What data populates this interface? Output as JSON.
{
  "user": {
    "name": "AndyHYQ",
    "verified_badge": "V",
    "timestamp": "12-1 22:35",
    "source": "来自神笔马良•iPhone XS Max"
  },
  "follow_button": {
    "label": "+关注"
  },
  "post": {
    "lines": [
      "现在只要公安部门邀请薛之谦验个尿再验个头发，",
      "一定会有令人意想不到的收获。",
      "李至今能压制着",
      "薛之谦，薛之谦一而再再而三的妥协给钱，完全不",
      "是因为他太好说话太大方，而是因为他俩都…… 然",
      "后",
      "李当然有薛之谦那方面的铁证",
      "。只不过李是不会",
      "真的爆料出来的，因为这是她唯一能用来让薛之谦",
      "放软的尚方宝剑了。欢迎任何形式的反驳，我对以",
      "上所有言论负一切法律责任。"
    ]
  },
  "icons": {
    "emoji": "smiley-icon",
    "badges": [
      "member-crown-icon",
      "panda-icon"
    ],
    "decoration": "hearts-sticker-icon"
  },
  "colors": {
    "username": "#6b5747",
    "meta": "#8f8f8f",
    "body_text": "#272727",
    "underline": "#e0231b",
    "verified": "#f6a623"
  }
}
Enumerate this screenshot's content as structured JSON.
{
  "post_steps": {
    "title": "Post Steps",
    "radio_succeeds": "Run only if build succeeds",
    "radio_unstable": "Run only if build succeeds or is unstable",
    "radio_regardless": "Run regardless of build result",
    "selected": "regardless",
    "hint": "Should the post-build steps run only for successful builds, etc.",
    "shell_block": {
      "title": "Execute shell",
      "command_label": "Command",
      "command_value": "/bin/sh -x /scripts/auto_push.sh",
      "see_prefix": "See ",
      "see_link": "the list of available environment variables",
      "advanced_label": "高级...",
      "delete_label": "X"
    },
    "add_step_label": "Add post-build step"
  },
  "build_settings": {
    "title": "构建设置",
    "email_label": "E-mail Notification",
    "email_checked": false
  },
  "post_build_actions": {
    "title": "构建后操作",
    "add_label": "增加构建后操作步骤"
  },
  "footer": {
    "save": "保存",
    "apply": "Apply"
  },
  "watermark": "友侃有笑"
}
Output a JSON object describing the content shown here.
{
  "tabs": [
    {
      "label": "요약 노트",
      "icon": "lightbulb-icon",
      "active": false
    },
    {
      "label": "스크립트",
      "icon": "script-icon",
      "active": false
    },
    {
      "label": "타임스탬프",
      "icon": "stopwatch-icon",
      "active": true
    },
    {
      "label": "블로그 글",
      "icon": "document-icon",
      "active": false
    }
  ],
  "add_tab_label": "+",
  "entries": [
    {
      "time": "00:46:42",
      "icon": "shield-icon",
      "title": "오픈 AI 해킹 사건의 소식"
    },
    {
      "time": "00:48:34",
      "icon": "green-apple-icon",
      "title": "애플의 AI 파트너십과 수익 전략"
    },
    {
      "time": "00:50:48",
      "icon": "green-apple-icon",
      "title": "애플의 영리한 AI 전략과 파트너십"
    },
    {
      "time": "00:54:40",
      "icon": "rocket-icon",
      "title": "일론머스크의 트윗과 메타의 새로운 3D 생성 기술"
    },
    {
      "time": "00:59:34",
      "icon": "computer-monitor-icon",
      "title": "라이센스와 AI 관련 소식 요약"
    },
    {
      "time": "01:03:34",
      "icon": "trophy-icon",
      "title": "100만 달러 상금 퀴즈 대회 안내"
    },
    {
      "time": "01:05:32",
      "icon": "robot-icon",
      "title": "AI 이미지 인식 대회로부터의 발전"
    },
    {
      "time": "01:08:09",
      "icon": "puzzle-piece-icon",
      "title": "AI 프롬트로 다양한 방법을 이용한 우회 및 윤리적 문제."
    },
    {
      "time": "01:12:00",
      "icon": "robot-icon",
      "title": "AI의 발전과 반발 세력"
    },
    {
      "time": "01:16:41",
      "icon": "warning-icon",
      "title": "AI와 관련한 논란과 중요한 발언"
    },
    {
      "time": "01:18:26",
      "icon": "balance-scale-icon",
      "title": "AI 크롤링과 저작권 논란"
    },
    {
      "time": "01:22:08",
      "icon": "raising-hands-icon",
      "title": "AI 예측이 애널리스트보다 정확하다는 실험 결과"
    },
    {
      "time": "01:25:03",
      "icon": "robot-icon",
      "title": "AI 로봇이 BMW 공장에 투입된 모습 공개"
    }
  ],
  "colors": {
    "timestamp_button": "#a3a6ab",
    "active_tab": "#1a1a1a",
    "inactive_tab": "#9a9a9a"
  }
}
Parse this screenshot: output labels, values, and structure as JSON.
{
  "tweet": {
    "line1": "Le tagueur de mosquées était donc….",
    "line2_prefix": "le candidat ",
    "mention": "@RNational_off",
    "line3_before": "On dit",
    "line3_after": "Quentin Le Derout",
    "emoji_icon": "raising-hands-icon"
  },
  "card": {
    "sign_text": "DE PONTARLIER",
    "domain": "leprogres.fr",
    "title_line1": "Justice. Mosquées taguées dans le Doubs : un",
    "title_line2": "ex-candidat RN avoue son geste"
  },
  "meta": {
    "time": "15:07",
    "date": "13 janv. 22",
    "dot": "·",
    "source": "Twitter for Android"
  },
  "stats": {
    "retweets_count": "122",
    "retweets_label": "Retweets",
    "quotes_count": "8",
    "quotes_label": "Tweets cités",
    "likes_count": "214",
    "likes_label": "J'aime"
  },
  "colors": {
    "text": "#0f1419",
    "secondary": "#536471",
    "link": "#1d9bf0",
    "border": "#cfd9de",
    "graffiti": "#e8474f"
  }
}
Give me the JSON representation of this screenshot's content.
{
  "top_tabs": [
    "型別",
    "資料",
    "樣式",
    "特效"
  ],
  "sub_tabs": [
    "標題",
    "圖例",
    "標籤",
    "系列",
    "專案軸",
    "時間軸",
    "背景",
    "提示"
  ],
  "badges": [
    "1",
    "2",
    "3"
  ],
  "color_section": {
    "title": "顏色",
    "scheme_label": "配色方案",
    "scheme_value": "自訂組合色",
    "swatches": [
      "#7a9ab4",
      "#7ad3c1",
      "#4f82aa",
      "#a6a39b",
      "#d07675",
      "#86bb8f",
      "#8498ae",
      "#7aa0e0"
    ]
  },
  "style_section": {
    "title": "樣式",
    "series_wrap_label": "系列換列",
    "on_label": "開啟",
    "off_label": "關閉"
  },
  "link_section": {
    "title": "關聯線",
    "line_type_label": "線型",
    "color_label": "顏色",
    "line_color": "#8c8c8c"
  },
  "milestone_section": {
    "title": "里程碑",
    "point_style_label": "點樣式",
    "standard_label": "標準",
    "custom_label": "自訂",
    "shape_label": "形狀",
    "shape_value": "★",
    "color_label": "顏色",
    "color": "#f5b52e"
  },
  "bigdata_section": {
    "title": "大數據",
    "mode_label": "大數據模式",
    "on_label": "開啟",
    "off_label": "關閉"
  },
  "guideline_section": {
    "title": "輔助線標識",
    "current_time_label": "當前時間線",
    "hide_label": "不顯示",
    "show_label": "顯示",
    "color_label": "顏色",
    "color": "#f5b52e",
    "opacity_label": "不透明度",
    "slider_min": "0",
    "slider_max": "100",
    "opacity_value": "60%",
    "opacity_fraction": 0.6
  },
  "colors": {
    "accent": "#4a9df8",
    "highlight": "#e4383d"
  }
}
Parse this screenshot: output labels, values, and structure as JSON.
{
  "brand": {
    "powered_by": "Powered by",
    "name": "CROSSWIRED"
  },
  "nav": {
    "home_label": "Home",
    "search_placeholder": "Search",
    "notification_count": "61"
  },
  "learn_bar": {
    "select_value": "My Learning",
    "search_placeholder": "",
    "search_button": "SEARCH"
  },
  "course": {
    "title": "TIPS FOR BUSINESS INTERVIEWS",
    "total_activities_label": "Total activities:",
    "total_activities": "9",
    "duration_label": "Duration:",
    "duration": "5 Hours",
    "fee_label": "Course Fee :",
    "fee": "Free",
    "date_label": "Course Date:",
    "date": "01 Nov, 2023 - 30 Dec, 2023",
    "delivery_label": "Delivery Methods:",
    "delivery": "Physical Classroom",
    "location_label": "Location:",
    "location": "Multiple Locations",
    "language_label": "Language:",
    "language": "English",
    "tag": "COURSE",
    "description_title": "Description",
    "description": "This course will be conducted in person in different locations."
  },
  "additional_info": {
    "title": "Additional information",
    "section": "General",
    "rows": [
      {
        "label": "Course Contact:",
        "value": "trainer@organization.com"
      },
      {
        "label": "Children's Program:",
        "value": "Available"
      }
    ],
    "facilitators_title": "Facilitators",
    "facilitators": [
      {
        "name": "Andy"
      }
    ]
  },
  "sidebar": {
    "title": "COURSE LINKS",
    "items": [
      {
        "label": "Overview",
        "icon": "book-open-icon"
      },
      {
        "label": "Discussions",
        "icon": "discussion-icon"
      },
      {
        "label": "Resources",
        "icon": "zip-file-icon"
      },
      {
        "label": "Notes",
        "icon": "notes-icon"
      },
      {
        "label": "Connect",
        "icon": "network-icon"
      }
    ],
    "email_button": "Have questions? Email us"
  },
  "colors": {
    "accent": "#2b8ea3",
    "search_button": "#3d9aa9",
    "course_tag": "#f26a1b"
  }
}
......
OBJECTIVE
Copy out each line of the records that holds the string "raising".

SOLUTION FOR THIS TASK
      "icon": "raising-hands-icon",
    "emoji_icon": "raising-hands-icon"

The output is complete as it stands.